_The problem_
Locate each line below that includes "tabs" and reproduce it.

_Dataset records_
>>

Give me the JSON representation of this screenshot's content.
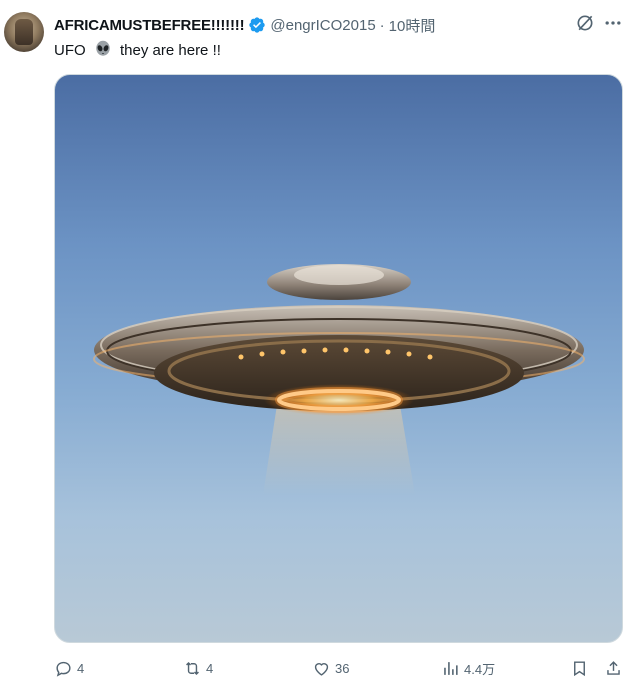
{
  "post": {
    "display_name": "AFRICAMUSTBEFREE!!!!!!!",
    "handle": "@engrICO2015",
    "separator": "·",
    "time": "10時間",
    "text_before": "UFO",
    "text_after": "they are here !!",
    "emoji": "alien-icon"
  },
  "media": {
    "subject": "flying-saucer",
    "sky_top": "#4b6da3",
    "sky_bottom": "#b8c9d6"
  },
  "actions": {
    "replies": "4",
    "reposts": "4",
    "likes": "36",
    "views": "4.4万"
  },
  "icons": {
    "verified": "verified-badge-icon",
    "grok": "grok-icon",
    "more": "more-dots-icon",
    "reply": "reply-icon",
    "repost": "repost-icon",
    "like": "heart-icon",
    "views": "views-icon",
    "bookmark": "bookmark-icon",
    "share": "share-icon"
  },
  "colors": {
    "verified_blue": "#1d9bf0",
    "text_primary": "#0f1419",
    "text_secondary": "#536471"
  }
}
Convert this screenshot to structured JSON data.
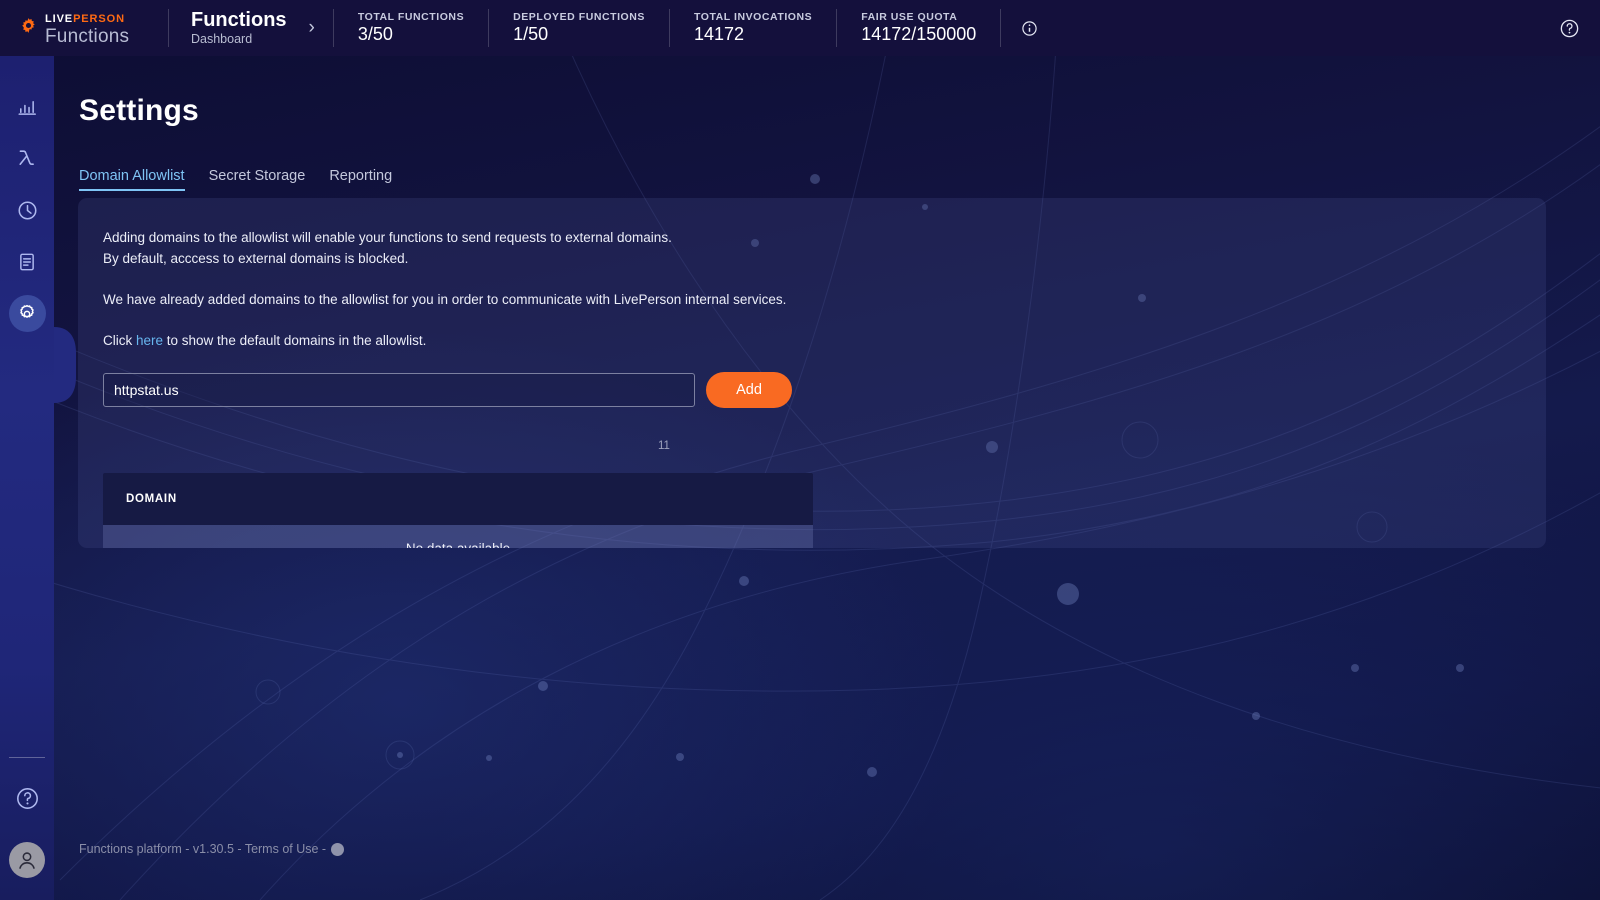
{
  "brand": {
    "live": "LIVE",
    "person": "PERSON",
    "product": "Functions",
    "gear_icon": "gear-icon"
  },
  "breadcrumb": {
    "title": "Functions",
    "subtitle": "Dashboard",
    "chevron": "›"
  },
  "stats": [
    {
      "label": "TOTAL FUNCTIONS",
      "value": "3/50"
    },
    {
      "label": "DEPLOYED FUNCTIONS",
      "value": "1/50"
    },
    {
      "label": "TOTAL INVOCATIONS",
      "value": "14172"
    },
    {
      "label": "FAIR USE QUOTA",
      "value": "14172/150000"
    }
  ],
  "topbar_icons": {
    "info": "info-circle-icon",
    "help": "help-circle-icon"
  },
  "sidebar": {
    "items": [
      {
        "name": "analytics",
        "icon": "bar-chart-icon",
        "active": false
      },
      {
        "name": "functions",
        "icon": "lambda-icon",
        "active": false
      },
      {
        "name": "history",
        "icon": "clock-icon",
        "active": false
      },
      {
        "name": "logs",
        "icon": "document-icon",
        "active": false
      },
      {
        "name": "settings",
        "icon": "gear-icon",
        "active": true
      }
    ],
    "help_icon": "help-circle-icon",
    "avatar_icon": "user-avatar-icon"
  },
  "page": {
    "title": "Settings"
  },
  "tabs": [
    {
      "label": "Domain Allowlist",
      "active": true
    },
    {
      "label": "Secret Storage",
      "active": false
    },
    {
      "label": "Reporting",
      "active": false
    }
  ],
  "allowlist": {
    "paragraph_1_line_1": "Adding domains to the allowlist will enable your functions to send requests to external domains.",
    "paragraph_1_line_2": "By default, acccess to external domains is blocked.",
    "paragraph_2": "We have already added domains to the allowlist for you in order to communicate with LivePerson internal services.",
    "click_prefix": "Click ",
    "click_link": "here",
    "click_suffix": " to show the default domains in the allowlist.",
    "input_value": "httpstat.us",
    "input_placeholder": "",
    "add_label": "Add",
    "counter": "11",
    "table": {
      "columns": [
        "DOMAIN"
      ],
      "rows": [],
      "empty_message": "No data available"
    }
  },
  "footer": {
    "text": "Functions platform - v1.30.5 - Terms of Use - ",
    "avatar_icon": "footer-avatar-icon"
  },
  "colors": {
    "accent_orange": "#f96a22",
    "brand_orange": "#ff6a13",
    "link_blue": "#67b6ef",
    "active_tab": "#7fc4f5",
    "topbar_bg": "#14103c",
    "sidebar_active": "#3a4a9e"
  }
}
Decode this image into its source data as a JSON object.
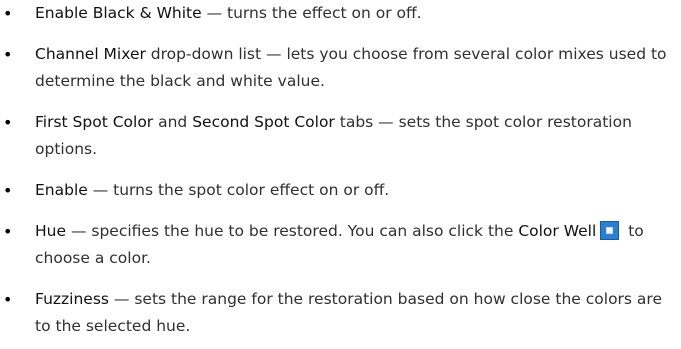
{
  "bullet_char": "•",
  "items": [
    {
      "term": "Enable Black & White",
      "text": " — turns the effect on or off."
    },
    {
      "term": "Channel Mixer",
      "text": " drop-down list — lets you choose from several color mixes used to determine the black and white value."
    },
    {
      "term_a": "First Spot Color",
      "between": " and ",
      "term_b": "Second Spot Color",
      "text": " tabs — sets the spot color restoration options."
    },
    {
      "term": "Enable",
      "text": " — turns the spot color effect on or off."
    },
    {
      "term": "Hue",
      "text": " — specifies the hue to be restored. You can also click the ",
      "term_2": "Color Well",
      "text_2": " to choose a color.",
      "icon": "color-well-icon"
    },
    {
      "term": "Fuzziness",
      "text": " — sets the range for the restoration based on how close the colors are to the selected hue."
    }
  ]
}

<<

_Solution to the exercise_
  "tabs": [
      "text": " tabs — sets the spot color restoration options."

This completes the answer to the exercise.